掲載文
****************
頸椎ヘルニアになってしまいました(14) ~正しい認識と誤った希望~
カテゴリー:「病気とケガ」の話
(※【頸椎ヘルニアになってしまいました(13)】のつづきです)
今回が本当のVol.12からのつづきになります。(^■^;)
これまで長きにわたってページを割いて、
炎症というものの何たるかをお話ししてきたのも、
ひとえに患者のみなさんに人体の科学的事実を知っていただき、
病気やけがの治療に対して正しい認識を持っていただくと同時に、
誤った希望を抱かれることの無いようにしていただきたいがためです。
「正しい認識」とは何か――。
それは「治るのには相応の時期がある」ということです。
炎症についての正しい認識を持つことで、
病気やけがの際の急性期の処置や過ごしかたを知っていただき、
症状の悪化を防ぐとができます。
「誤った希望」とは何か――。
「治る時期が来ていないのに治ることを期待する」ことです。
****************
情報
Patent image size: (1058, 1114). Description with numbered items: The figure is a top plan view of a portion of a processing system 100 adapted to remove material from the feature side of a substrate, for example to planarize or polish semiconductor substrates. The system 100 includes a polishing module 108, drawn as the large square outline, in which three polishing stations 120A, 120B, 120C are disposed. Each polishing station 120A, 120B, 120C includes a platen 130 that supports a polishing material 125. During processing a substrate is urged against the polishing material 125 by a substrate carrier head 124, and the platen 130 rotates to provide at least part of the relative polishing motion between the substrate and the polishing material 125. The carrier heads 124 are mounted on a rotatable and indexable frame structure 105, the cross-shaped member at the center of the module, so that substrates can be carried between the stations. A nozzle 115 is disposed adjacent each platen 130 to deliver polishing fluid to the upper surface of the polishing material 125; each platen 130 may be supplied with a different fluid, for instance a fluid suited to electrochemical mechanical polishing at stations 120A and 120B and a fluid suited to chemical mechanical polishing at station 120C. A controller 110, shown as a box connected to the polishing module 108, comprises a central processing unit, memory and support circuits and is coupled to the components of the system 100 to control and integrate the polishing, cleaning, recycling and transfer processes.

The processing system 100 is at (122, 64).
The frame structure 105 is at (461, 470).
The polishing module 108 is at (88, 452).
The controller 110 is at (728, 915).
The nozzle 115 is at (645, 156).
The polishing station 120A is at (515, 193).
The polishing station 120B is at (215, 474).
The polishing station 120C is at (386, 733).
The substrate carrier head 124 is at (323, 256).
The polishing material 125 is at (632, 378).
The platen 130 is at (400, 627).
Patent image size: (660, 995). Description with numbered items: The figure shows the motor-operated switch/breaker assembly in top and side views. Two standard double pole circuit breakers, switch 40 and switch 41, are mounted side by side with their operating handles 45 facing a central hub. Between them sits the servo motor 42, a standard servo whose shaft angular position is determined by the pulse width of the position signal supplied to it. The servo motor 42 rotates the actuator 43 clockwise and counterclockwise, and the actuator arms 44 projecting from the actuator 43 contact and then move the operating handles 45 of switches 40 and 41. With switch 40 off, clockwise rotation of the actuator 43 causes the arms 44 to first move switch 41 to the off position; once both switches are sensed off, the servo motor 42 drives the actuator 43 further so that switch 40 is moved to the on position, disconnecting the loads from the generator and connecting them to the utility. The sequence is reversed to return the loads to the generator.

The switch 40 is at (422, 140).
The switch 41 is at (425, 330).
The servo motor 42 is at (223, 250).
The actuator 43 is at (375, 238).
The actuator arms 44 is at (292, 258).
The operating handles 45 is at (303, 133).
****************
作業指示
頸椎ヘルニアについての文章で、これまで長くページを割いて炎症の話をしてきたのはなぜか、一、二文で説明せよ。

解答
患者に人体の科学的事実を知ってもらい、病気やけがの治療に対して正しい認識を持ってもらうと同時に、誤った希望を抱かないようにしてもらうためである。